[Task to carry out]
Copy down every line where the string "Höhe" shows up.

⟨

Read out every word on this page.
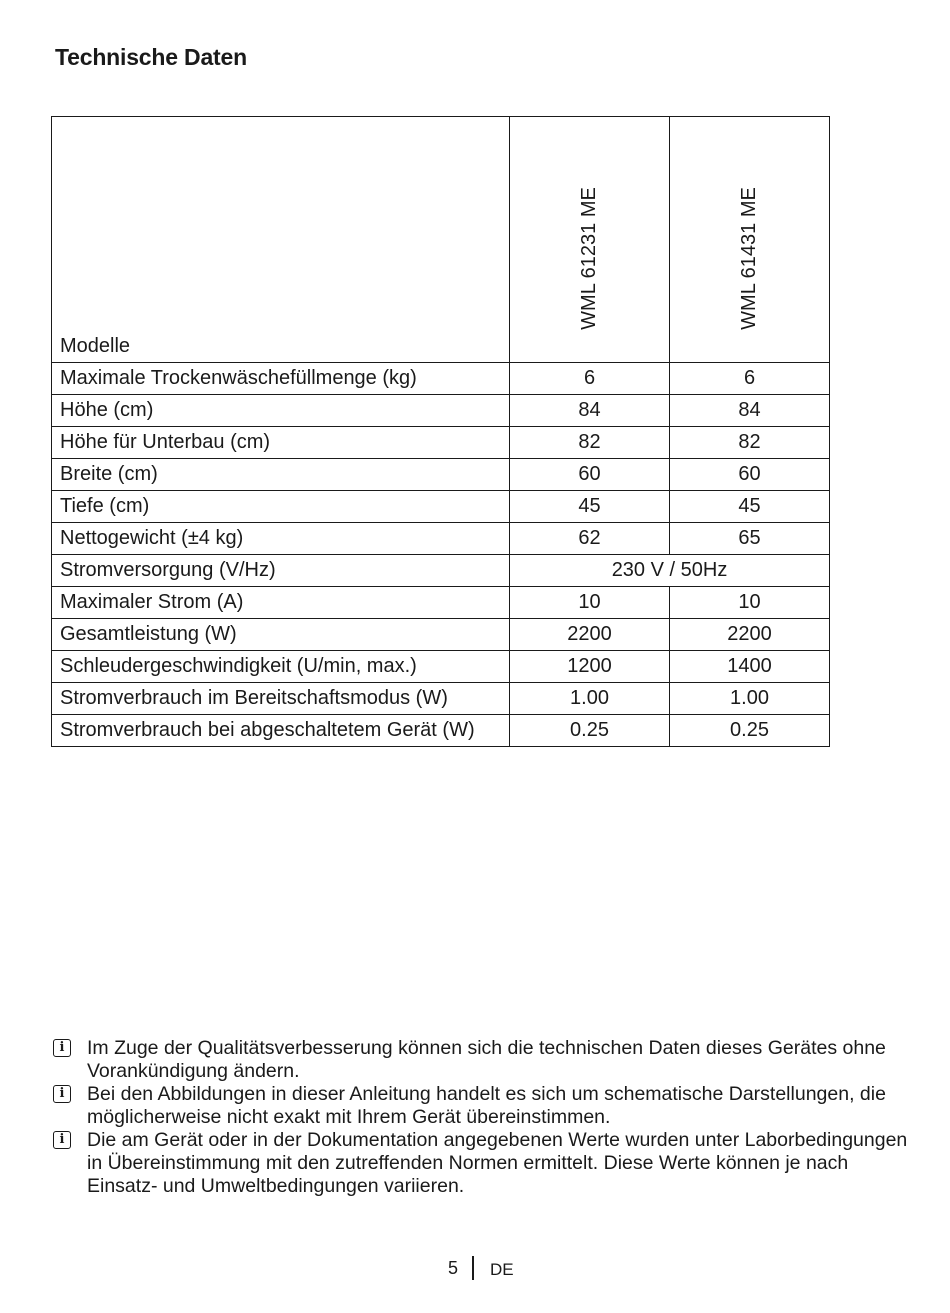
Technische Daten
Modelle	WML 61231 ME	WML 61431 ME

Maximale Trockenwäschefüllmenge (kg)	6	6
Höhe (cm)	84	84
Höhe für Unterbau (cm)	82	82
Breite (cm)	60	60
Tiefe (cm)	45	45
Nettogewicht (±4 kg)	62	65
Stromversorgung (V/Hz)	230 V / 50Hz	
Maximaler Strom (A)	10	10
Gesamtleistung (W)	2200	2200
Schleudergeschwindigkeit (U/min, max.)	1200	1400
Stromverbrauch im Bereitschaftsmodus (W)	1.00	1.00
Stromverbrauch bei abgeschaltetem Gerät (W)	0.25	0.25
i	Im Zuge der Qualitätsverbesserung können sich die technischen Daten dieses Gerätes ohne Vorankündigung ändern.
i	Bei den Abbildungen in dieser Anleitung handelt es sich um schematische Darstellungen, die möglicherweise nicht exakt mit Ihrem Gerät übereinstimmen.
i	Die am Gerät oder in der Dokumentation angegebenen Werte wurden unter Laborbedingungen in Übereinstimmung mit den zutreffenden Normen ermittelt. Diese Werte können je nach Einsatz- und Umweltbedingungen variieren.
5 DE
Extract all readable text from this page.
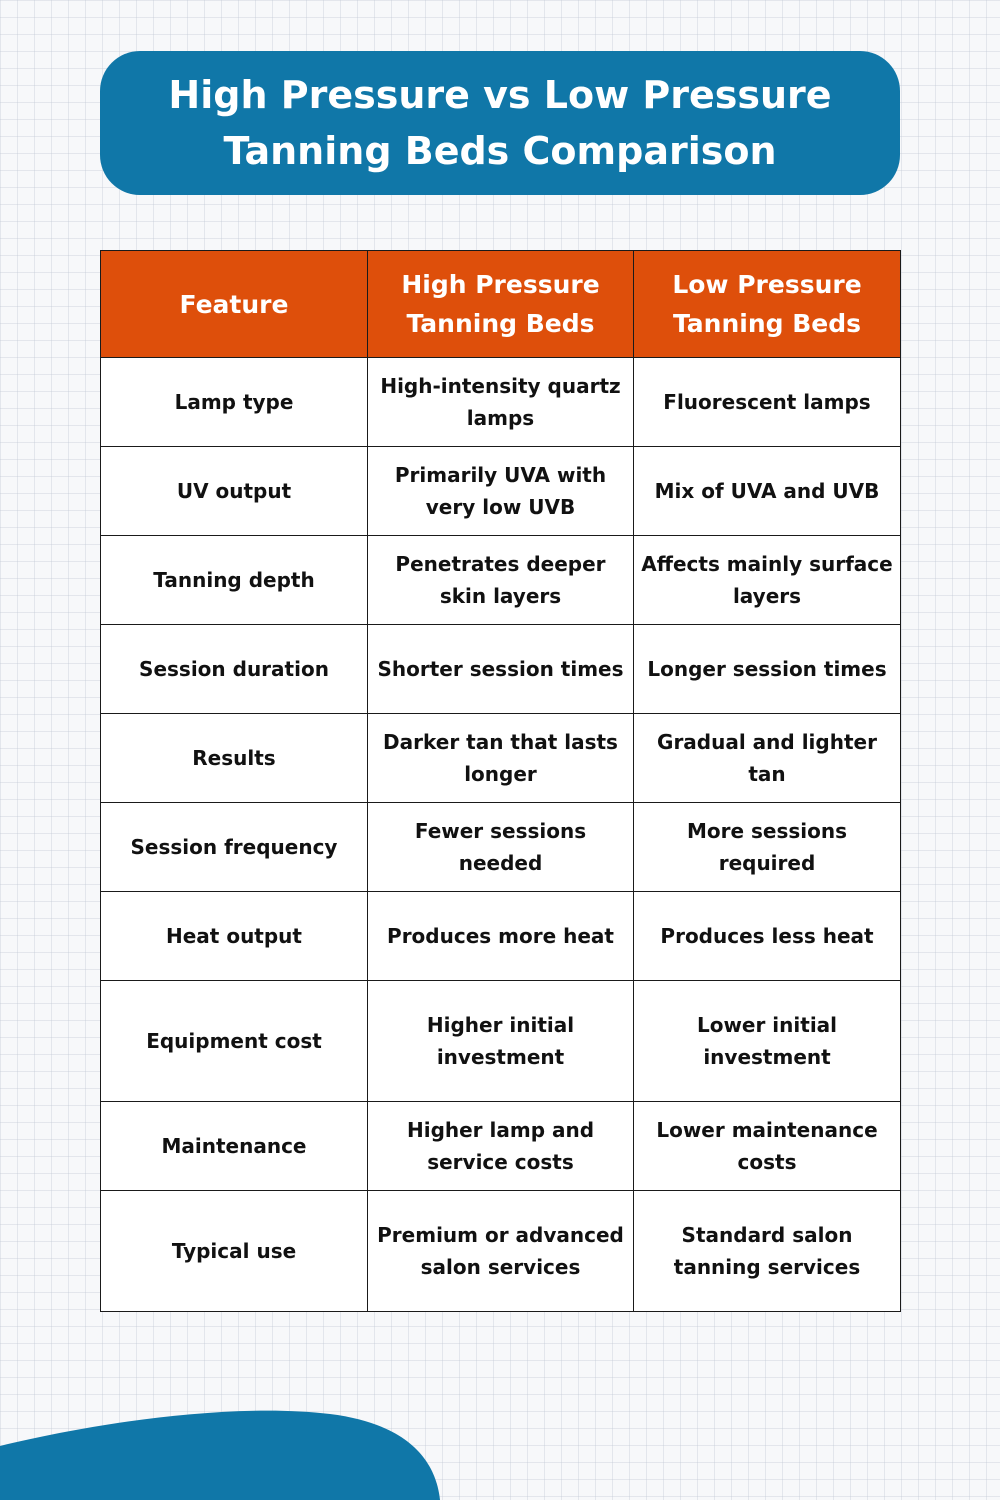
High Pressure vs Low Pressure Tanning Beds Comparison
Feature	High Pressure Tanning Beds	Low Pressure Tanning Beds
Lamp type	High-intensity quartz lamps	Fluorescent lamps
UV output	Primarily UVA with very low UVB	Mix of UVA and UVB
Tanning depth	Penetrates deeper skin layers	Affects mainly surface layers
Session duration	Shorter session times	Longer session times
Results	Darker tan that lasts longer	Gradual and lighter tan
Session frequency	Fewer sessions needed	More sessions required
Heat output	Produces more heat	Produces less heat
Equipment cost	Higher initial investment	Lower initial investment
Maintenance	Higher lamp and service costs	Lower maintenance costs
Typical use	Premium or advanced salon services	Standard salon tanning services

⟩

[Exercise solution]
Höhe (cm)	84	84
Höhe für Unterbau (cm)	82	82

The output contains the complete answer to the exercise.